WORK TO BE COMPLETED
Your task is to write out the lines from the line containing "Enumerate this screenshot's" through the last line of the material, exactly.

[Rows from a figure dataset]
============================================================

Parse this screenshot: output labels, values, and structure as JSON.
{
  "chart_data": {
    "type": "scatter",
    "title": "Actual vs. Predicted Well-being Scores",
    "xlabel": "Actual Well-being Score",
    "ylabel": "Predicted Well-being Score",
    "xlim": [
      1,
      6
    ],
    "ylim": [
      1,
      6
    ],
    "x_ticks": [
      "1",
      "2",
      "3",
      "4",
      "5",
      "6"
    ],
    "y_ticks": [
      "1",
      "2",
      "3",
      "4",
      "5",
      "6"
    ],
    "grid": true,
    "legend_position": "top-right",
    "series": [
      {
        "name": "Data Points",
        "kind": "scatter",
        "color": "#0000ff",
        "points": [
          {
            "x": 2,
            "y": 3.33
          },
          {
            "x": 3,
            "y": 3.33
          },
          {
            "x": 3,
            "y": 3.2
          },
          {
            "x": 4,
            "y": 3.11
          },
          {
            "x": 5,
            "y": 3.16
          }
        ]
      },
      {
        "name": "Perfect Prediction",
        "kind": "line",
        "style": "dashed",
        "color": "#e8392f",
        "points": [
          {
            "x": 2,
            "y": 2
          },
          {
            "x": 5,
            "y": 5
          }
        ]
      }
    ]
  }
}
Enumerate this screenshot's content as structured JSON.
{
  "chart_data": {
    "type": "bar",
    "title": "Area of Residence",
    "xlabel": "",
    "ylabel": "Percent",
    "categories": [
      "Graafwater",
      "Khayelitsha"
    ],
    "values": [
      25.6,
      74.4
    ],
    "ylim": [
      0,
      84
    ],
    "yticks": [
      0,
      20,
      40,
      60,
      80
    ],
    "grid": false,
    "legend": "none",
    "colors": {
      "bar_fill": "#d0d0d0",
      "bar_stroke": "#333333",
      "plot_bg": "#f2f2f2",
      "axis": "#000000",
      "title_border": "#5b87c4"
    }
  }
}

============================================================

EXERCISE SOLUTION
Enumerate this screenshot's content as structured JSON.
{
  "chart_data": {
    "type": "bar",
    "title": "Area of Residence",
    "xlabel": "",
    "ylabel": "Percent",
    "categories": [
      "Graafwater",
      "Khayelitsha"
    ],
    "values": [
      25.6,
      74.4
    ],
    "ylim": [
      0,
      84
    ],
    "yticks": [
      0,
      20,
      40,
      60,
      80
    ],
    "grid": false,
    "legend": "none",
    "colors": {
      "bar_fill": "#d0d0d0",
      "bar_stroke": "#333333",
      "plot_bg": "#f2f2f2",
      "axis": "#000000",
      "title_border": "#5b87c4"
    }
  }
}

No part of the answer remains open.